Search the records for "Kiwi". Copy every line where it appears.

● **Data shown**:
╔══
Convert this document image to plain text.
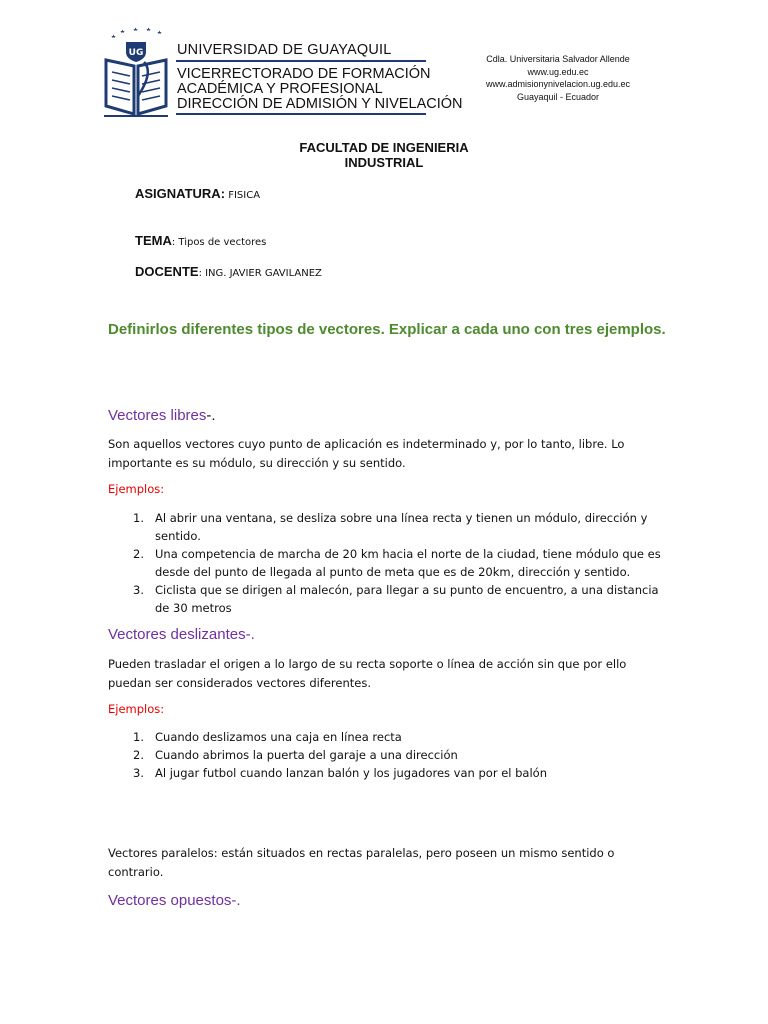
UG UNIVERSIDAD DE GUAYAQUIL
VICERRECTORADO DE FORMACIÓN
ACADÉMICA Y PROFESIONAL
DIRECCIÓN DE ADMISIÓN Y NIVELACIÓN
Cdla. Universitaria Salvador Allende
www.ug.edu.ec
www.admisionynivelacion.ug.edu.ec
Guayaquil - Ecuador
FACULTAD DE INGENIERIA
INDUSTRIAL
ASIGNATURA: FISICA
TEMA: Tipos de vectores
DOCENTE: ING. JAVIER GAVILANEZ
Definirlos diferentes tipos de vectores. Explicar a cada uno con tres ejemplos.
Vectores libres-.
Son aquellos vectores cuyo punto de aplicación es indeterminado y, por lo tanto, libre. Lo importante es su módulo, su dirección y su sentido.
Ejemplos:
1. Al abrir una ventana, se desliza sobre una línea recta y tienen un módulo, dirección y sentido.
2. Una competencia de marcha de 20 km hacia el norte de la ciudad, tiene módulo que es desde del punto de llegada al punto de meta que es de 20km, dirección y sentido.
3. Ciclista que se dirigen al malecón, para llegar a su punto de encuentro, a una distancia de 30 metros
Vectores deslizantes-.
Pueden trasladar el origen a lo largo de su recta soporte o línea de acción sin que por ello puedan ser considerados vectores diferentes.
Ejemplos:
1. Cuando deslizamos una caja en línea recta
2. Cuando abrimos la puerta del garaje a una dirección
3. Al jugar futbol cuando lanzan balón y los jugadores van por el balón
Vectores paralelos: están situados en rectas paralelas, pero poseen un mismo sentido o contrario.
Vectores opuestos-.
╚══
╔══
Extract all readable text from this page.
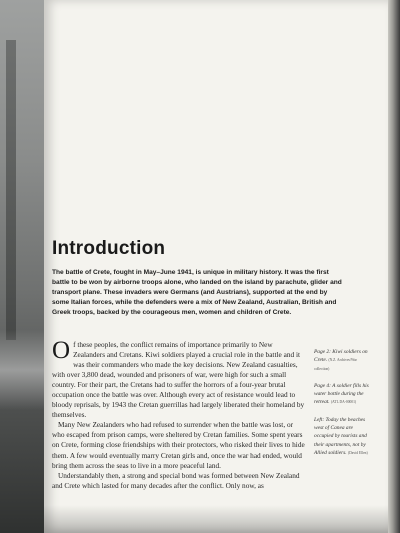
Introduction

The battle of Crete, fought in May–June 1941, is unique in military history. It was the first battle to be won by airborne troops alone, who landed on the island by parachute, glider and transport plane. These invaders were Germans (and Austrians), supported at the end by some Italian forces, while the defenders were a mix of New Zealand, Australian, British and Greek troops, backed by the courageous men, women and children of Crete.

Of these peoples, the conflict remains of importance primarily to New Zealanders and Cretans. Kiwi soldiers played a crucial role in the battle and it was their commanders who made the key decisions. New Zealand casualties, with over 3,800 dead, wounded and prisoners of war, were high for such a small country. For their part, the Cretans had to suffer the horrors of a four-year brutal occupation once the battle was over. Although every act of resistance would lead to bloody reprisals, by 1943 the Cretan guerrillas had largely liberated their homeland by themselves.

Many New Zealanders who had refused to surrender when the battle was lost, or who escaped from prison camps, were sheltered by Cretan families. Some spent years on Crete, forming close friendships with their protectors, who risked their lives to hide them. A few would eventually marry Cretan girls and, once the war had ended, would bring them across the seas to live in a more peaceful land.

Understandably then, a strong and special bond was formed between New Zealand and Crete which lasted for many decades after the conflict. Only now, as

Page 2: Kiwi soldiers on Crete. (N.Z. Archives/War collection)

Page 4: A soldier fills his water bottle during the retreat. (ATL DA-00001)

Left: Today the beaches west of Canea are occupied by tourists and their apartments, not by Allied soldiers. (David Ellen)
╚══
╔══
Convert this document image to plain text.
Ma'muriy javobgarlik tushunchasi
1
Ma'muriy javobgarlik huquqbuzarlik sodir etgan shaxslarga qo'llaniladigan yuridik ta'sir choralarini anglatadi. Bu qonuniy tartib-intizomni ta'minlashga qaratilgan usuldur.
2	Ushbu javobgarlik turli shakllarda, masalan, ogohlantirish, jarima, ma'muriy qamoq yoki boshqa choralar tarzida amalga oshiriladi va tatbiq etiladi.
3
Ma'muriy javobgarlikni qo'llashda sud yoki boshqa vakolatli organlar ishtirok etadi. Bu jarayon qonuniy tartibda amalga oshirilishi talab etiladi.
╚══
● **Response for this exercise**:
Of these peoples, the conflict remains of importance primarily to New Zealanders and Cretans. Kiwi soldiers played a crucial role in the battle and it was their commanders who made the key decisions. New Zealand casualties, with over 3,800 dead, wounded and prisoners of war, were high for such a small country. For their part, the Cretans had to suffer the horrors of a four-year brutal occupation once the battle was over. Although every act of resistance would lead to bloody reprisals, by 1943 the Cretan guerrillas had largely liberated their homeland by themselves.
Page 2: Kiwi soldiers on Crete. (N.Z. Archives/War collection)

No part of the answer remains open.